+++ The records

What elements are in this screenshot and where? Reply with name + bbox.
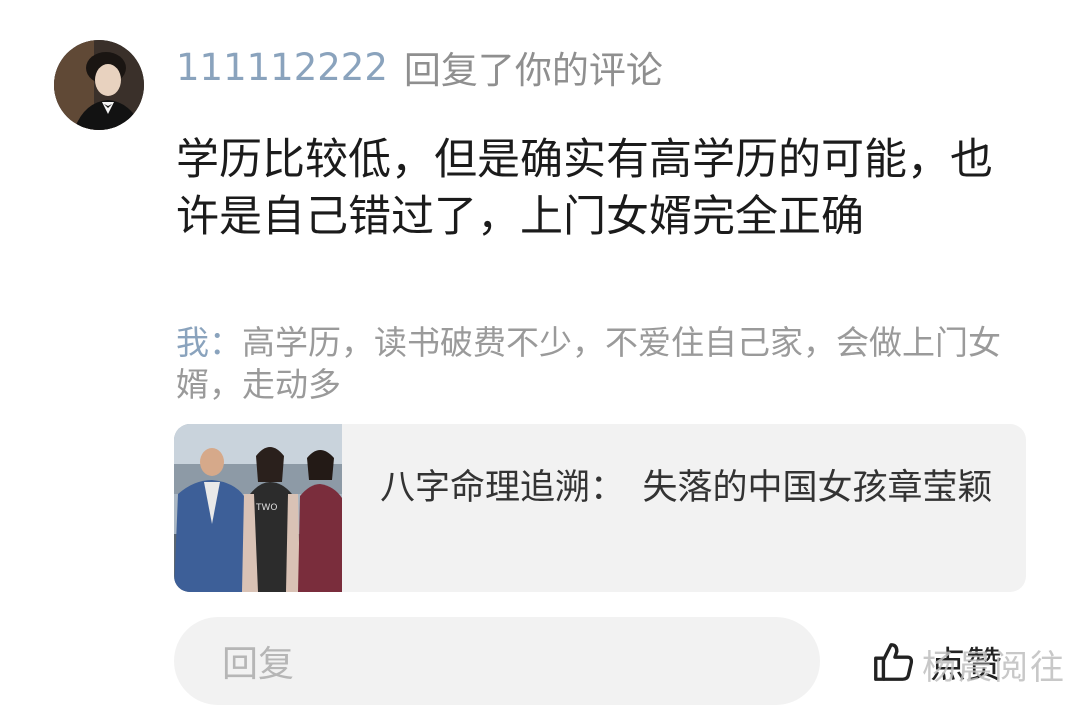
article-thumbnail: TWO [174,424,342,592]
thumbs-up-icon [874,643,914,681]
svg-text:TWO: TWO [255,503,277,513]
article-link-card[interactable]: TWO 八字命理追溯： 失落的中国女孩章莹颖 [174,424,1026,592]
notification-action-text: 回复了你的评论 [403,49,663,92]
notification-header: 111112222 回复了你的评论 [176,40,663,94]
user-avatar[interactable] [54,40,144,130]
quoted-original-comment[interactable]: 我：高学历，读书破费不少，不爱住自己家，会做上门女婿，走动多 [176,322,1026,406]
avatar-photo [54,40,144,130]
quoted-author: 我： [176,323,242,362]
reply-input[interactable]: 回复 [174,617,820,705]
username-link[interactable]: 111112222 [176,46,388,89]
reply-comment-text: 学历比较低，但是确实有高学历的可能，也许是自己错过了，上门女婿完全正确 [176,135,993,242]
reply-placeholder: 回复 [222,644,295,685]
quoted-text: 高学历，读书破费不少，不爱住自己家，会做上门女婿，走动多 [176,323,1001,404]
article-title: 八字命理追溯： 失落的中国女孩章莹颖 [380,468,993,508]
watermark-text: 杨晨阅往 [922,648,1066,688]
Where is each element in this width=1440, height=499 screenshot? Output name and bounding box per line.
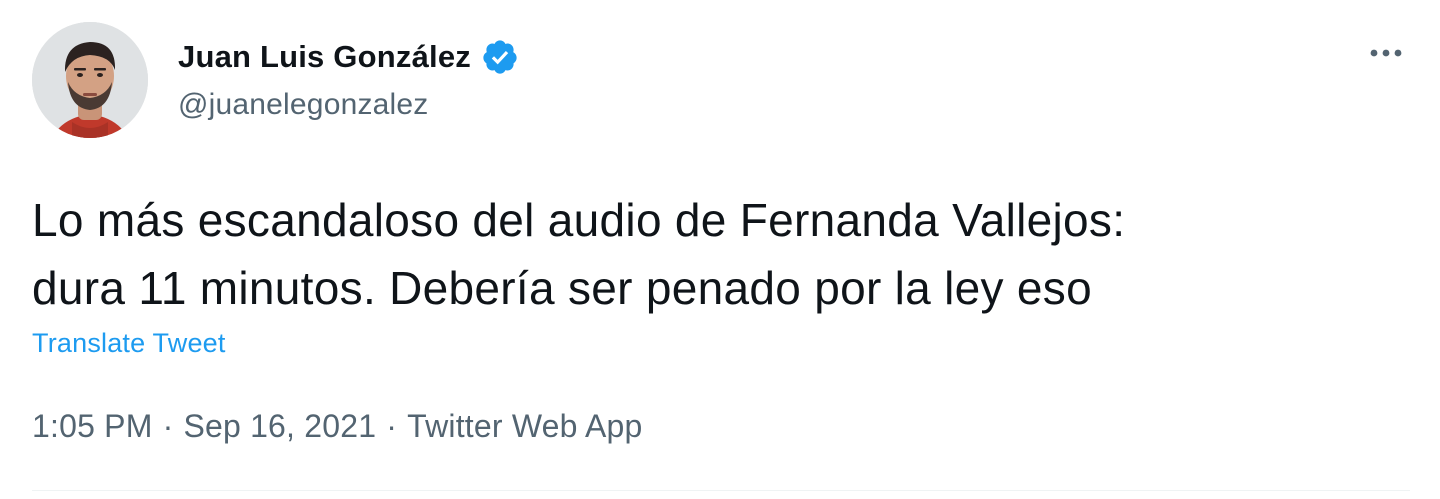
tweet-card: Juan Luis González @juanelegonzalez Lo m… bbox=[0, 0, 1440, 499]
profile-photo bbox=[32, 22, 148, 138]
avatar[interactable] bbox=[32, 22, 148, 138]
tweet-text: Lo más escandaloso del audio de Fernanda… bbox=[32, 186, 1412, 322]
translate-tweet-link[interactable]: Translate Tweet bbox=[32, 328, 226, 359]
tweet-date[interactable]: Sep 16, 2021 bbox=[183, 408, 376, 445]
more-options-button[interactable] bbox=[1362, 38, 1410, 70]
tweet-text-line: dura 11 minutos. Debería ser penado por … bbox=[32, 262, 1092, 314]
author-name[interactable]: Juan Luis González bbox=[178, 39, 471, 75]
tweet-time[interactable]: 1:05 PM bbox=[32, 408, 153, 445]
author-block: Juan Luis González @juanelegonzalez bbox=[178, 34, 519, 122]
tweet-source[interactable]: Twitter Web App bbox=[407, 408, 642, 445]
author-name-row: Juan Luis González bbox=[178, 34, 519, 80]
meta-separator: · bbox=[162, 408, 174, 444]
more-options-icon bbox=[1366, 45, 1406, 63]
tweet-text-line: Lo más escandaloso del audio de Fernanda… bbox=[32, 194, 1126, 246]
verified-badge-icon bbox=[481, 38, 519, 76]
tweet-meta: 1:05 PM · Sep 16, 2021 · Twitter Web App bbox=[32, 408, 643, 445]
author-handle[interactable]: @juanelegonzalez bbox=[178, 88, 519, 122]
divider bbox=[32, 490, 1410, 491]
meta-separator: · bbox=[386, 408, 398, 444]
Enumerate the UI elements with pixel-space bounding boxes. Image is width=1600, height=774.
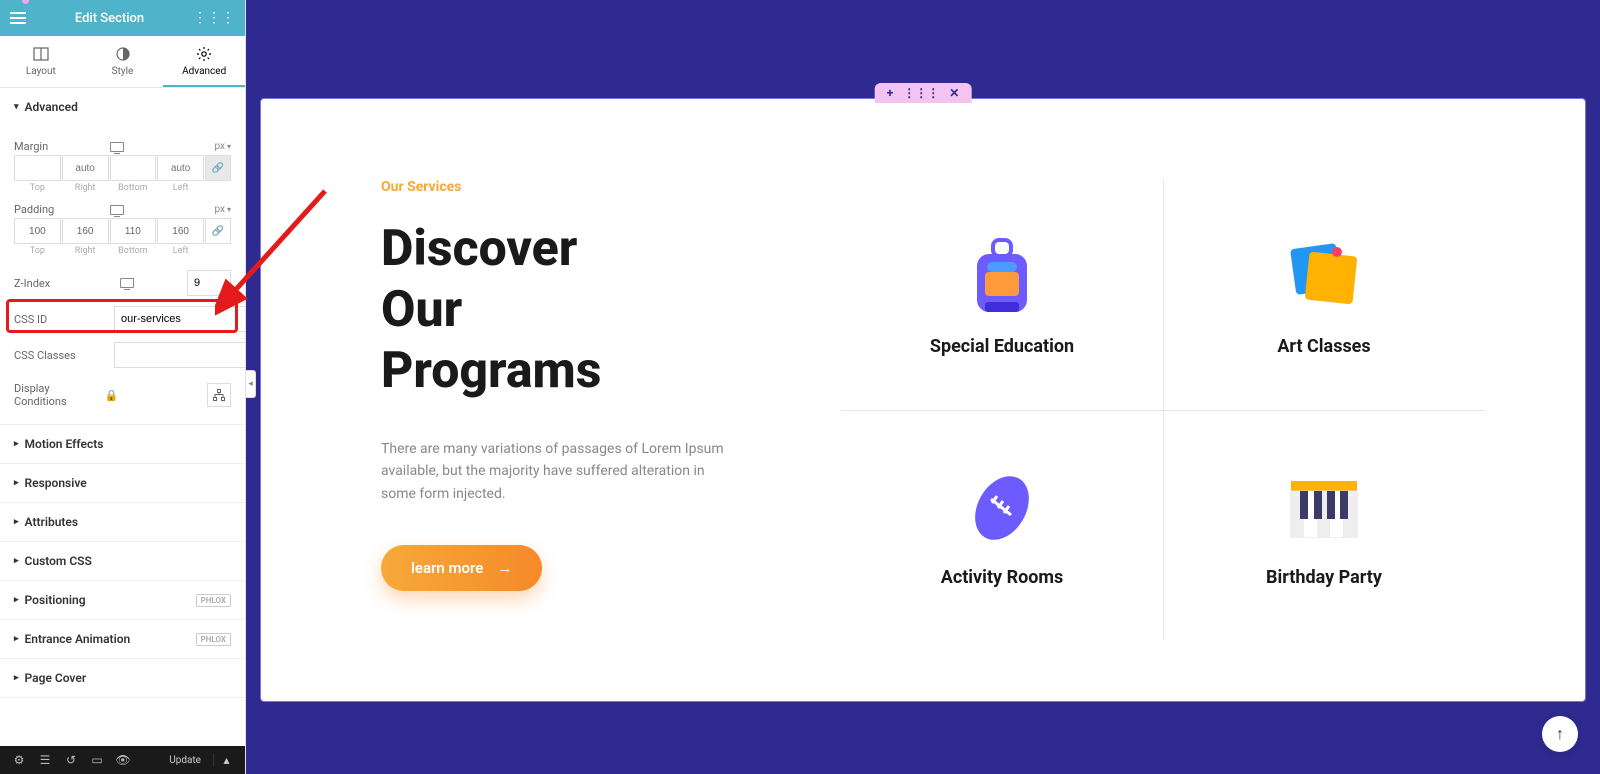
headline-line: Our: [381, 281, 462, 339]
arrow-right-icon: →: [497, 559, 512, 577]
padding-right-input[interactable]: [62, 218, 109, 244]
card-title: Activity Rooms: [941, 567, 1064, 588]
dim-label: Left: [157, 183, 204, 193]
headline-line: Programs: [381, 342, 601, 400]
settings-icon[interactable]: ⚙: [6, 746, 32, 774]
eyebrow-text: Our Services: [381, 179, 801, 195]
history-icon[interactable]: ↺: [58, 746, 84, 774]
tab-layout-label: Layout: [26, 66, 56, 77]
responsive-device-icon[interactable]: [120, 278, 134, 288]
cta-label: learn more: [411, 559, 483, 577]
css-classes-label: CSS Classes: [14, 349, 114, 362]
description-text: There are many variations of passages of…: [381, 438, 741, 505]
margin-label: Margin: [14, 140, 104, 153]
padding-top-input[interactable]: [14, 218, 61, 244]
section-label: Entrance Animation: [25, 632, 131, 646]
margin-left-input[interactable]: [157, 155, 204, 181]
tab-advanced-label: Advanced: [182, 66, 226, 77]
service-card[interactable]: Birthday Party: [1163, 410, 1485, 641]
dim-label: Bottom: [110, 246, 157, 256]
notification-dot-icon: [22, 0, 29, 4]
tabs: Layout Style Advanced: [0, 36, 245, 88]
margin-unit-select[interactable]: px: [214, 141, 231, 152]
tab-advanced[interactable]: Advanced: [163, 36, 245, 87]
dim-label: Right: [62, 183, 109, 193]
tab-style-label: Style: [112, 66, 134, 77]
piano-icon: [1279, 463, 1369, 553]
margin-bottom-input[interactable]: [110, 155, 157, 181]
section-handle: + ⋮⋮⋮ ✕: [875, 83, 972, 103]
service-card[interactable]: Special Education: [841, 179, 1163, 410]
tab-layout[interactable]: Layout: [0, 36, 82, 87]
service-card[interactable]: Art Classes: [1163, 179, 1485, 410]
service-card[interactable]: Activity Rooms: [841, 410, 1163, 641]
badge: PHLOX: [196, 594, 231, 607]
section-label: Positioning: [25, 593, 86, 607]
css-classes-input[interactable]: [114, 342, 245, 368]
sticky-note-icon: [1279, 232, 1369, 322]
panel-header: Edit Section ⋮⋮⋮: [0, 0, 245, 36]
section-custom-css-toggle[interactable]: Custom CSS: [0, 542, 245, 580]
gear-icon: [196, 46, 212, 62]
backpack-icon: [957, 232, 1047, 322]
update-button[interactable]: Update: [157, 755, 213, 766]
collapse-panel-handle[interactable]: ◂: [246, 370, 256, 398]
responsive-device-icon[interactable]: [110, 142, 124, 152]
tab-style[interactable]: Style: [82, 36, 164, 87]
dim-label: Top: [14, 246, 61, 256]
dim-label: Bottom: [110, 183, 157, 193]
padding-bottom-input[interactable]: [110, 218, 157, 244]
save-options-toggle[interactable]: ▴: [213, 753, 239, 767]
headline: Discover Our Programs: [381, 219, 801, 402]
padding-unit-select[interactable]: px: [214, 204, 231, 215]
zindex-label: Z-Index: [14, 277, 114, 290]
padding-label: Padding: [14, 203, 104, 216]
panel-grid-icon[interactable]: ⋮⋮⋮: [193, 10, 235, 26]
badge: PHLOX: [196, 633, 231, 646]
add-section-icon[interactable]: +: [887, 86, 894, 100]
margin-top-input[interactable]: [14, 155, 61, 181]
padding-left-input[interactable]: [157, 218, 204, 244]
delete-section-icon[interactable]: ✕: [949, 86, 959, 100]
css-id-label: CSS ID: [14, 313, 114, 326]
football-icon: [957, 463, 1047, 553]
display-conditions-label: Display Conditions: [14, 382, 99, 408]
padding-link-toggle[interactable]: 🔗: [205, 218, 231, 244]
dim-label: Right: [62, 246, 109, 256]
bottom-bar: ⚙ ☰ ↺ ▭ 👁 Update ▴: [0, 746, 245, 774]
conditions-tree-icon[interactable]: [207, 383, 231, 407]
section-advanced-toggle[interactable]: Advanced: [0, 88, 245, 126]
layout-icon: [33, 46, 49, 62]
navigator-icon[interactable]: ☰: [32, 746, 58, 774]
card-title: Birthday Party: [1266, 567, 1382, 588]
margin-link-toggle[interactable]: 🔗: [205, 155, 231, 181]
card-title: Special Education: [930, 336, 1074, 357]
scroll-to-top-button[interactable]: ↑: [1542, 716, 1578, 752]
selected-section[interactable]: + ⋮⋮⋮ ✕ Our Services Discover Our Progra…: [260, 98, 1586, 702]
canvas[interactable]: + ⋮⋮⋮ ✕ Our Services Discover Our Progra…: [246, 0, 1600, 774]
section-attributes-toggle[interactable]: Attributes: [0, 503, 245, 541]
section-motion-effects-toggle[interactable]: Motion Effects: [0, 425, 245, 463]
section-responsive-toggle[interactable]: Responsive: [0, 464, 245, 502]
responsive-mode-icon[interactable]: ▭: [84, 746, 110, 774]
headline-line: Discover: [381, 220, 577, 278]
dim-label: Left: [157, 246, 204, 256]
preview-icon[interactable]: 👁: [110, 746, 136, 774]
section-positioning-toggle[interactable]: Positioning PHLOX: [0, 581, 245, 619]
style-icon: [115, 46, 131, 62]
responsive-device-icon[interactable]: [110, 205, 124, 215]
css-id-input[interactable]: [114, 306, 245, 332]
card-title: Art Classes: [1277, 336, 1370, 357]
panel-title: Edit Section: [75, 11, 144, 26]
section-page-cover-toggle[interactable]: Page Cover: [0, 659, 245, 697]
margin-right-input[interactable]: [62, 155, 109, 181]
dim-label: Top: [14, 183, 61, 193]
zindex-input[interactable]: [187, 270, 231, 296]
section-entrance-animation-toggle[interactable]: Entrance Animation PHLOX: [0, 620, 245, 658]
edit-section-icon[interactable]: ⋮⋮⋮: [903, 86, 939, 100]
learn-more-button[interactable]: learn more →: [381, 545, 542, 591]
lock-icon: 🔒: [105, 389, 119, 402]
menu-button[interactable]: [10, 12, 26, 24]
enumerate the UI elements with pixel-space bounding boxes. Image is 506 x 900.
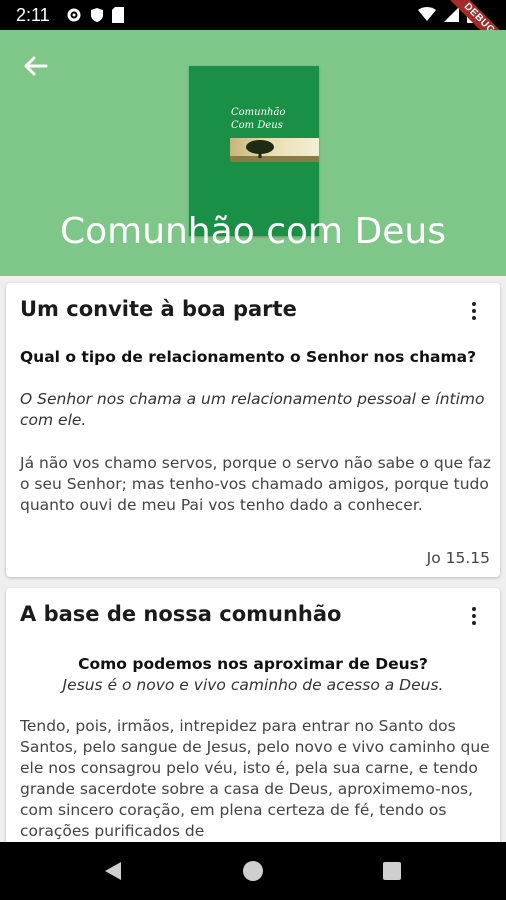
book-cover-title-line2: Com Deus (231, 120, 283, 131)
more-vert-button[interactable] (464, 605, 484, 627)
signal-icon (444, 7, 459, 23)
verse-text: Tendo, pois, irmãos, intrepidez para ent… (20, 717, 490, 840)
nav-recents-icon[interactable] (383, 862, 401, 880)
status-bar: 2:11 (0, 0, 506, 30)
book-cover-title: Comunhão Com Deus (231, 106, 316, 132)
verse-text: Já não vos chamo servos, porque o servo … (20, 454, 492, 514)
wifi-icon (418, 7, 436, 23)
arrow-back-icon (20, 56, 52, 86)
sd-card-icon (112, 7, 124, 23)
verse-reference: Jo 15.15 (426, 549, 490, 567)
gear-icon (66, 7, 82, 23)
answer-text: O Senhor nos chama a um relacionamento p… (20, 390, 485, 429)
card-title: A base de nossa comunhão (20, 602, 342, 626)
navigation-bar (0, 842, 506, 900)
question-text: Qual o tipo de relacionamento o Senhor n… (20, 348, 477, 366)
status-icons-left (66, 7, 124, 23)
app-header: Comunhão Com Deus Comunhão com Deus (0, 30, 506, 276)
card-title: Um convite à boa parte (20, 297, 297, 321)
question-text: Como podemos nos aproximar de Deus? (78, 655, 428, 673)
answer-text: Jesus é o novo e vivo caminho de acesso … (62, 676, 444, 694)
nav-back-icon[interactable] (103, 861, 123, 886)
book-cover-title-line1: Comunhão (231, 107, 286, 118)
more-vert-button[interactable] (464, 300, 484, 322)
back-button[interactable] (20, 50, 52, 82)
lesson-card[interactable]: Um convite à boa parte Qual o tipo de re… (6, 283, 500, 577)
page-title: Comunhão com Deus (60, 211, 446, 252)
nav-home-icon[interactable] (243, 861, 263, 881)
shield-icon (90, 7, 104, 23)
status-time: 2:11 (16, 5, 50, 25)
book-cover-tree-image (230, 138, 319, 162)
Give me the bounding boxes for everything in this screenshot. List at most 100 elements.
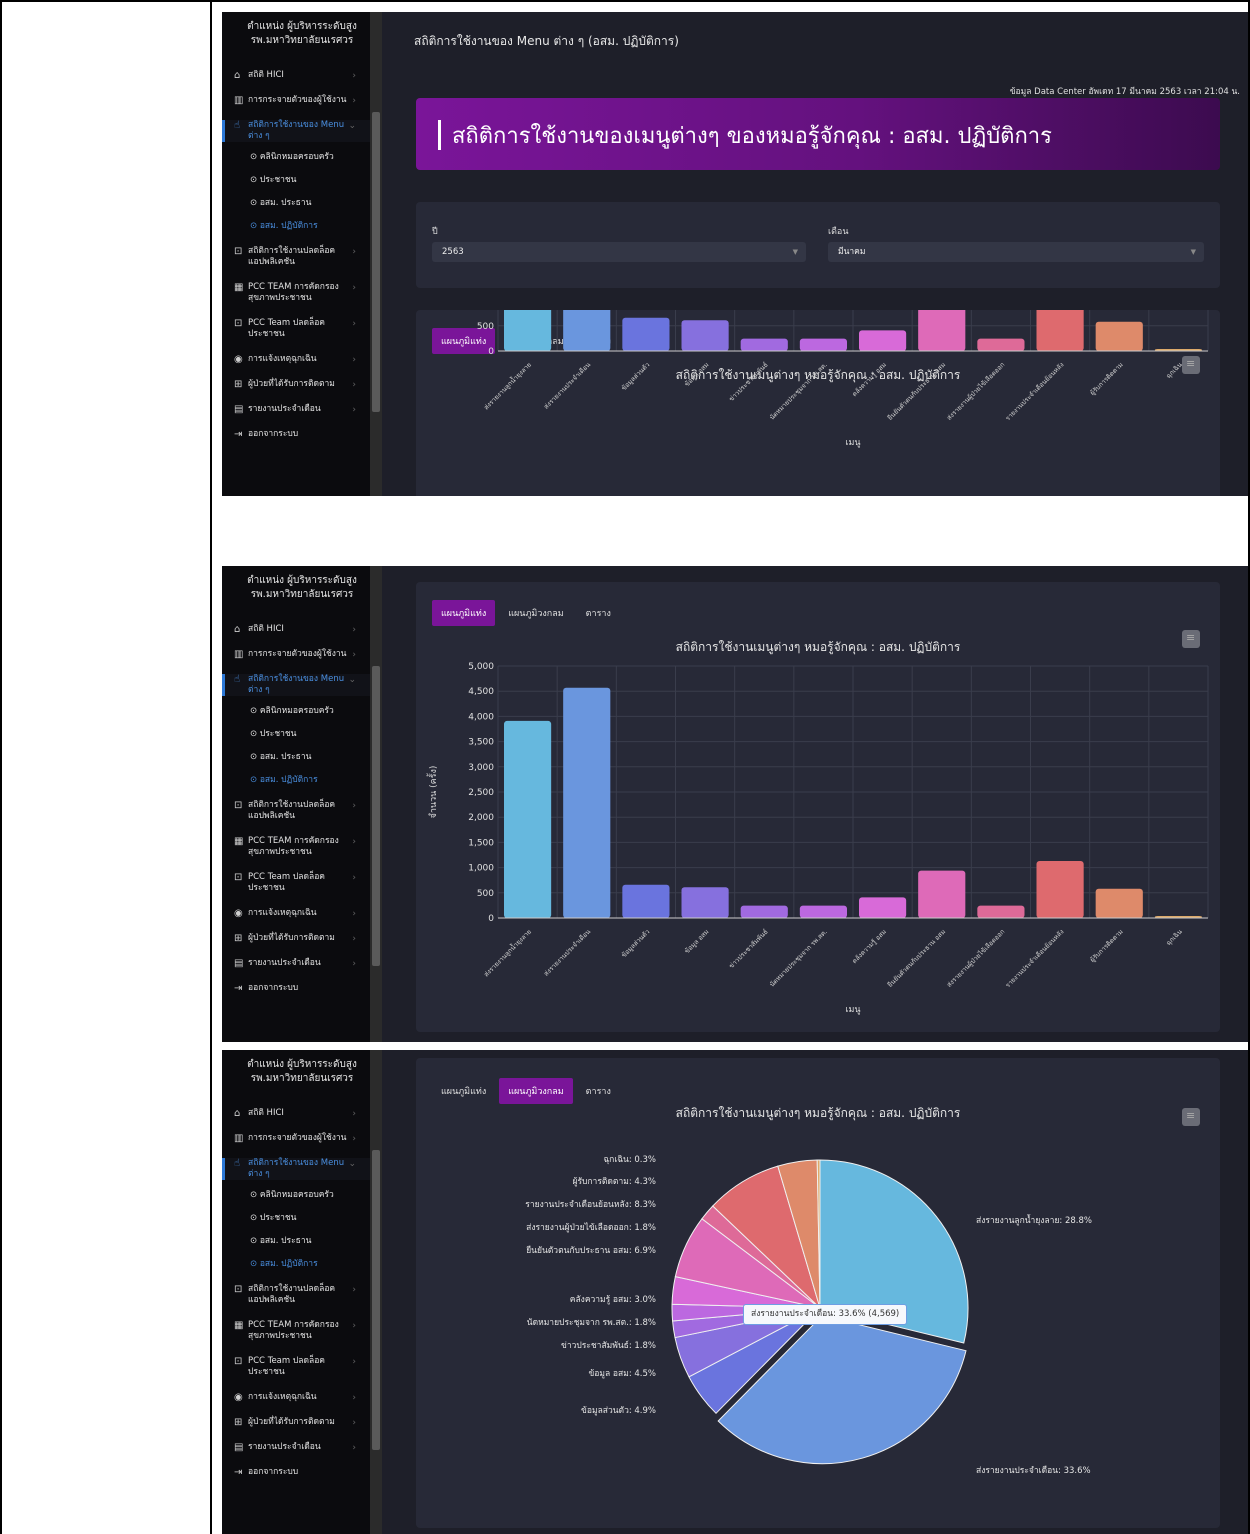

++++++

Return the rows word for word, beginning with the first row and stopping after the line that contains "Where is each". Leave the pictures out of your answer.

Reply to the task
What elements are in this screenshot and where? Reply with name + bbox.
article-thumbnail: TWO [174,424,342,592]
thumbs-up-icon [874,643,914,681]
svg-text:TWO: TWO [255,503,277,513]
article-link-card[interactable]: TWO 八字命理追溯： 失落的中国女孩章莹颖 [174,424,1026,592]
notification-action-text: 回复了你的评论 [403,49,663,92]
notification-header: 111112222 回复了你的评论 [176,40,663,94]
user-avatar[interactable] [54,40,144,130]
quoted-original-comment[interactable]: 我：高学历，读书破费不少，不爱住自己家，会做上门女婿，走动多 [176,322,1026,406]
avatar-photo [54,40,144,130]
quoted-author: 我： [176,323,242,362]
reply-input[interactable]: 回复 [174,617,820,705]
username-link[interactable]: 111112222 [176,46,388,89]
reply-comment-text: 学历比较低，但是确实有高学历的可能，也许是自己错过了，上门女婿完全正确 [176,135,993,242]
reply-placeholder: 回复 [222,644,295,685]
quoted-text: 高学历，读书破费不少，不爱住自己家，会做上门女婿，走动多 [176,323,1001,404]
article-title: 八字命理追溯： 失落的中国女孩章莹颖 [380,468,993,508]
watermark-text: 杨晨阅往 [922,648,1066,688]
Where is each element in this width=1440, height=499 screenshot? Output name and bounding box per line.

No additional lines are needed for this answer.